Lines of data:
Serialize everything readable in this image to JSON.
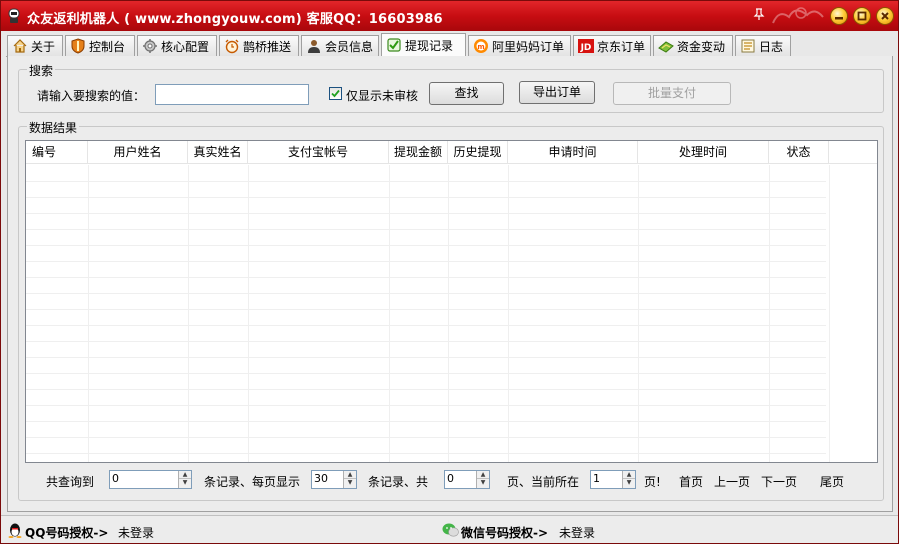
{
  "window": {
    "title": "众友返利机器人 ( www.zhongyouw.com) 客服QQ：16603986",
    "titlebar_color": "#c70d12"
  },
  "tabs": [
    {
      "label": "关于",
      "icon": "home-icon"
    },
    {
      "label": "控制台",
      "icon": "shield-icon"
    },
    {
      "label": "核心配置",
      "icon": "gear-icon"
    },
    {
      "label": "鹊桥推送",
      "icon": "alarm-clock-icon"
    },
    {
      "label": "会员信息",
      "icon": "user-icon"
    },
    {
      "label": "提现记录",
      "icon": "checkbox-icon",
      "active": true
    },
    {
      "label": "阿里妈妈订单",
      "icon": "alimama-icon"
    },
    {
      "label": "京东订单",
      "icon": "jd-icon"
    },
    {
      "label": "资金变动",
      "icon": "money-icon"
    },
    {
      "label": "日志",
      "icon": "log-icon"
    }
  ],
  "search": {
    "group_title": "搜索",
    "label": "请输入要搜索的值：",
    "value": "",
    "placeholder": "",
    "unreviewed_only_label": "仅显示未审核",
    "unreviewed_only_checked": true,
    "find_button": "查找",
    "export_button": "导出订单",
    "batch_pay_button": "批量支付"
  },
  "results": {
    "group_title": "数据结果",
    "columns": [
      "编号",
      "用户姓名",
      "真实姓名",
      "支付宝帐号",
      "提现金额",
      "历史提现",
      "申请时间",
      "处理时间",
      "状态"
    ],
    "rows": []
  },
  "pager": {
    "total_label": "共查询到",
    "total_value": "0",
    "per_page_label": "条记录、每页显示",
    "per_page_value": "30",
    "pages_label": "条记录、共",
    "pages_value": "0",
    "current_label": "页、当前所在",
    "current_value": "1",
    "page_suffix": "页!",
    "first": "首页",
    "prev": "上一页",
    "next": "下一页",
    "last": "尾页"
  },
  "status": {
    "qq_label": "QQ号码授权->",
    "qq_value": "未登录",
    "wechat_label": "微信号码授权->",
    "wechat_value": "未登录"
  }
}
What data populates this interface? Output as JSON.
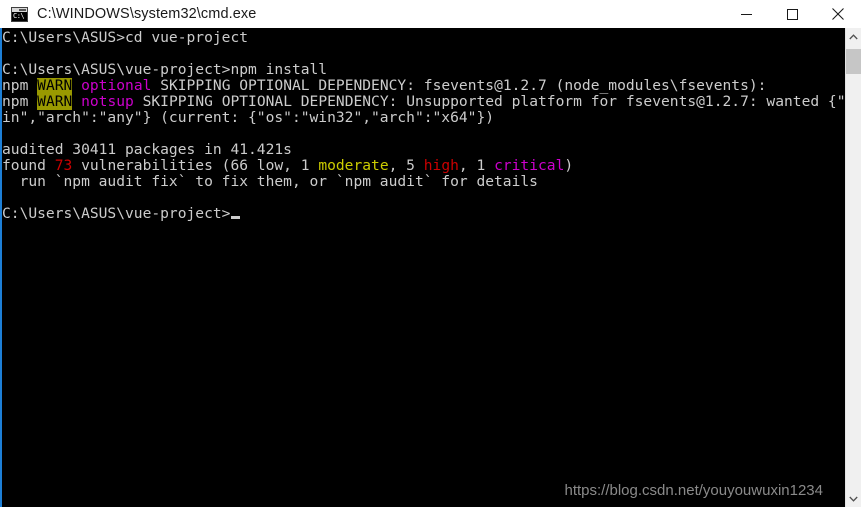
{
  "window": {
    "title": "C:\\WINDOWS\\system32\\cmd.exe",
    "icon_name": "cmd-icon",
    "icon_glyph": "C:\\",
    "controls": {
      "minimize_label": "Minimize",
      "maximize_label": "Maximize",
      "close_label": "Close"
    }
  },
  "console": {
    "background_color": "#000000",
    "foreground_color": "#cccccc",
    "focus_border_color": "#1d7fd6",
    "cursor": "_",
    "lines": [
      {
        "id": "line-cd",
        "segments": [
          {
            "text": "C:\\Users\\ASUS>cd vue-project",
            "color": "#cccccc"
          }
        ]
      },
      {
        "id": "line-blank-1",
        "segments": [
          {
            "text": "",
            "color": "#cccccc"
          }
        ]
      },
      {
        "id": "line-npm-install",
        "segments": [
          {
            "text": "C:\\Users\\ASUS\\vue-project>npm install",
            "color": "#cccccc"
          }
        ]
      },
      {
        "id": "line-warn-optional",
        "segments": [
          {
            "text": "npm ",
            "color": "#cccccc"
          },
          {
            "text": "WARN",
            "color": "#000000",
            "background": "#999900"
          },
          {
            "text": " ",
            "color": "#cccccc"
          },
          {
            "text": "optional",
            "color": "#cc00cc"
          },
          {
            "text": " SKIPPING OPTIONAL DEPENDENCY: fsevents@1.2.7 (node_modules\\fsevents):",
            "color": "#cccccc"
          }
        ]
      },
      {
        "id": "line-warn-notsup",
        "segments": [
          {
            "text": "npm ",
            "color": "#cccccc"
          },
          {
            "text": "WARN",
            "color": "#000000",
            "background": "#999900"
          },
          {
            "text": " ",
            "color": "#cccccc"
          },
          {
            "text": "notsup",
            "color": "#cc00cc"
          },
          {
            "text": " SKIPPING OPTIONAL DEPENDENCY: Unsupported platform for fsevents@1.2.7: wanted {\"os\":\"darw",
            "color": "#cccccc"
          }
        ]
      },
      {
        "id": "line-warn-wrap",
        "segments": [
          {
            "text": "in\",\"arch\":\"any\"} (current: {\"os\":\"win32\",\"arch\":\"x64\"})",
            "color": "#cccccc"
          }
        ]
      },
      {
        "id": "line-blank-2",
        "segments": [
          {
            "text": "",
            "color": "#cccccc"
          }
        ]
      },
      {
        "id": "line-audited",
        "segments": [
          {
            "text": "audited 30411 packages in 41.421s",
            "color": "#cccccc"
          }
        ]
      },
      {
        "id": "line-found-vulns",
        "segments": [
          {
            "text": "found ",
            "color": "#cccccc"
          },
          {
            "text": "73",
            "color": "#cc0000"
          },
          {
            "text": " vulnerabilities (66 low, 1 ",
            "color": "#cccccc"
          },
          {
            "text": "moderate",
            "color": "#cccc00"
          },
          {
            "text": ", 5 ",
            "color": "#cccccc"
          },
          {
            "text": "high",
            "color": "#cc0000"
          },
          {
            "text": ", 1 ",
            "color": "#cccccc"
          },
          {
            "text": "critical",
            "color": "#cc00cc"
          },
          {
            "text": ")",
            "color": "#cccccc"
          }
        ]
      },
      {
        "id": "line-run-audit-fix",
        "segments": [
          {
            "text": "  run `npm audit fix` to fix them, or `npm audit` for details",
            "color": "#cccccc"
          }
        ]
      },
      {
        "id": "line-blank-3",
        "segments": [
          {
            "text": "",
            "color": "#cccccc"
          }
        ]
      },
      {
        "id": "line-prompt",
        "segments": [
          {
            "text": "C:\\Users\\ASUS\\vue-project>",
            "color": "#cccccc"
          }
        ],
        "cursor": true
      }
    ]
  },
  "watermark": {
    "text": "https://blog.csdn.net/youyouwuxin1234"
  },
  "scrollbar": {
    "up_arrow": "⌃",
    "down_arrow": "⌄",
    "thumb_position_percent": 1
  }
}
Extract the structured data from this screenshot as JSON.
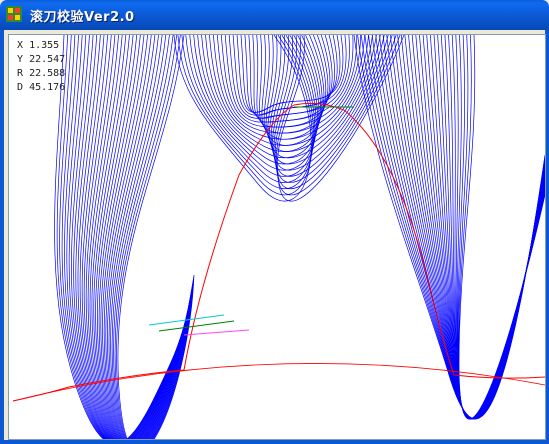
{
  "window": {
    "title": "滚刀校验Ver2.0"
  },
  "readout": [
    {
      "label": "X",
      "value": "1.355"
    },
    {
      "label": "Y",
      "value": "22.547"
    },
    {
      "label": "R",
      "value": "22.588"
    },
    {
      "label": "D",
      "value": "45.176"
    }
  ],
  "colors": {
    "profile_lines": "#0000ff",
    "tooth_profile": "#ff0000",
    "marker_green": "#008000",
    "marker_cyan": "#00cccc",
    "marker_magenta": "#ff44ff"
  }
}
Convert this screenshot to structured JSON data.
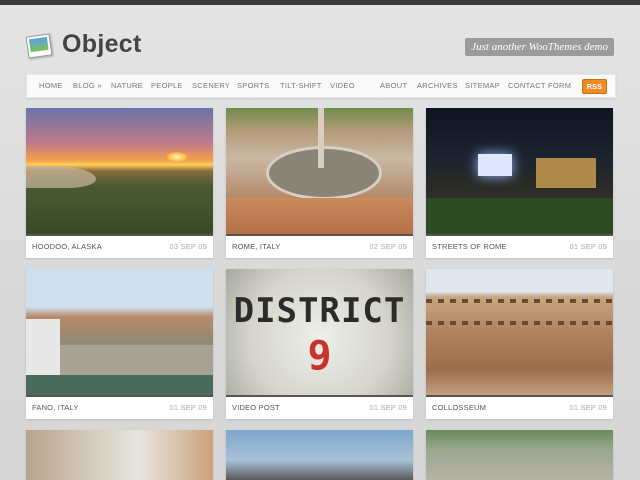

AIM: Repeat the listing in full and exactly. Leave any pictures out.

RESPONSE BELOW:
Serialize everything readable in this image to JSON.
{
  "window": {
    "title": "众友返利机器人 ( www.zhongyouw.com) 客服QQ：16603986",
    "titlebar_color": "#c70d12"
  },
  "tabs": [
    {
      "label": "关于",
      "icon": "home-icon"
    },
    {
      "label": "控制台",
      "icon": "shield-icon"
    },
    {
      "label": "核心配置",
      "icon": "gear-icon"
    },
    {
      "label": "鹊桥推送",
      "icon": "alarm-clock-icon"
    },
    {
      "label": "会员信息",
      "icon": "user-icon"
    },
    {
      "label": "提现记录",
      "icon": "checkbox-icon",
      "active": true
    },
    {
      "label": "阿里妈妈订单",
      "icon": "alimama-icon"
    },
    {
      "label": "京东订单",
      "icon": "jd-icon"
    },
    {
      "label": "资金变动",
      "icon": "money-icon"
    },
    {
      "label": "日志",
      "icon": "log-icon"
    }
  ],
  "search": {
    "group_title": "搜索",
    "label": "请输入要搜索的值：",
    "value": "",
    "placeholder": "",
    "unreviewed_only_label": "仅显示未审核",
    "unreviewed_only_checked": true,
    "find_button": "查找",
    "export_button": "导出订单",
    "batch_pay_button": "批量支付"
  },
  "results": {
    "group_title": "数据结果",
    "columns": [
      "编号",
      "用户姓名",
      "真实姓名",
      "支付宝帐号",
      "提现金额",
      "历史提现",
      "申请时间",
      "处理时间",
      "状态"
    ],
    "rows": []
  },
  "pager": {
    "total_label": "共查询到",
    "total_value": "0",
    "per_page_label": "条记录、每页显示",
    "per_page_value": "30",
    "pages_label": "条记录、共",
    "pages_value": "0",
    "current_label": "页、当前所在",
    "current_value": "1",
    "page_suffix": "页!",
    "first": "首页",
    "prev": "上一页",
    "next": "下一页",
    "last": "尾页"
  },
  "status": {
    "qq_label": "QQ号码授权->",
    "qq_value": "未登录",
    "wechat_label": "微信号码授权->",
    "wechat_value": "未登录"
  }
}
What data populates this interface? Output as JSON.
{
  "window": {
    "title": "C:\\WINDOWS\\system32\\cmd.exe",
    "icon_name": "cmd-icon",
    "icon_glyph": "C:\\",
    "controls": {
      "minimize_label": "Minimize",
      "maximize_label": "Maximize",
      "close_label": "Close"
    }
  },
  "console": {
    "background_color": "#000000",
    "foreground_color": "#cccccc",
    "focus_border_color": "#1d7fd6",
    "cursor": "_",
    "lines": [
      {
        "id": "line-cd",
        "segments": [
          {
            "text": "C:\\Users\\ASUS>cd vue-project",
            "color": "#cccccc"
          }
        ]
      },
      {
        "id": "line-blank-1",
        "segments": [
          {
            "text": "",
            "color": "#cccccc"
          }
        ]
      },
      {
        "id": "line-npm-install",
        "segments": [
          {
            "text": "C:\\Users\\ASUS\\vue-project>npm install",
            "color": "#cccccc"
          }
        ]
      },
      {
        "id": "line-warn-optional",
        "segments": [
          {
            "text": "npm ",
            "color": "#cccccc"
          },
          {
            "text": "WARN",
            "color": "#000000",
            "background": "#999900"
          },
          {
            "text": " ",
            "color": "#cccccc"
          },
          {
            "text": "optional",
            "color": "#cc00cc"
          },
          {
            "text": " SKIPPING OPTIONAL DEPENDENCY: fsevents@1.2.7 (node_modules\\fsevents):",
            "color": "#cccccc"
          }
        ]
      },
      {
        "id": "line-warn-notsup",
        "segments": [
          {
            "text": "npm ",
            "color": "#cccccc"
          },
          {
            "text": "WARN",
            "color": "#000000",
            "background": "#999900"
          },
          {
            "text": " ",
            "color": "#cccccc"
          },
          {
            "text": "notsup",
            "color": "#cc00cc"
          },
          {
            "text": " SKIPPING OPTIONAL DEPENDENCY: Unsupported platform for fsevents@1.2.7: wanted {\"os\":\"darw",
            "color": "#cccccc"
          }
        ]
      },
      {
        "id": "line-warn-wrap",
        "segments": [
          {
            "text": "in\",\"arch\":\"any\"} (current: {\"os\":\"win32\",\"arch\":\"x64\"})",
            "color": "#cccccc"
          }
        ]
      },
      {
        "id": "line-blank-2",
        "segments": [
          {
            "text": "",
            "color": "#cccccc"
          }
        ]
      },
      {
        "id": "line-audited",
        "segments": [
          {
            "text": "audited 30411 packages in 41.421s",
            "color": "#cccccc"
          }
        ]
      },
      {
        "id": "line-found-vulns",
        "segments": [
          {
            "text": "found ",
            "color": "#cccccc"
          },
          {
            "text": "73",
            "color": "#cc0000"
          },
          {
            "text": " vulnerabilities (66 low, 1 ",
            "color": "#cccccc"
          },
          {
            "text": "moderate",
            "color": "#cccc00"
          },
          {
            "text": ", 5 ",
            "color": "#cccccc"
          },
          {
            "text": "high",
            "color": "#cc0000"
          },
          {
            "text": ", 1 ",
            "color": "#cccccc"
          },
          {
            "text": "critical",
            "color": "#cc00cc"
          },
          {
            "text": ")",
            "color": "#cccccc"
          }
        ]
      },
      {
        "id": "line-run-audit-fix",
        "segments": [
          {
            "text": "  run `npm audit fix` to fix them, or `npm audit` for details",
            "color": "#cccccc"
          }
        ]
      },
      {
        "id": "line-blank-3",
        "segments": [
          {
            "text": "",
            "color": "#cccccc"
          }
        ]
      },
      {
        "id": "line-prompt",
        "segments": [
          {
            "text": "C:\\Users\\ASUS\\vue-project>",
            "color": "#cccccc"
          }
        ],
        "cursor": true
      }
    ]
  },
  "watermark": {
    "text": "https://blog.csdn.net/youyouwuxin1234"
  },
  "scrollbar": {
    "up_arrow": "⌃",
    "down_arrow": "⌄",
    "thumb_position_percent": 1
  }
}
Extract the structured data from this screenshot as JSON.
{
  "window": {
    "title": "滚刀校验Ver2.0"
  },
  "readout": [
    {
      "label": "X",
      "value": "1.355"
    },
    {
      "label": "Y",
      "value": "22.547"
    },
    {
      "label": "R",
      "value": "22.588"
    },
    {
      "label": "D",
      "value": "45.176"
    }
  ],
  "colors": {
    "profile_lines": "#0000ff",
    "tooth_profile": "#ff0000",
    "marker_green": "#008000",
    "marker_cyan": "#00cccc",
    "marker_magenta": "#ff44ff"
  }
}
Convert this screenshot to structured JSON data.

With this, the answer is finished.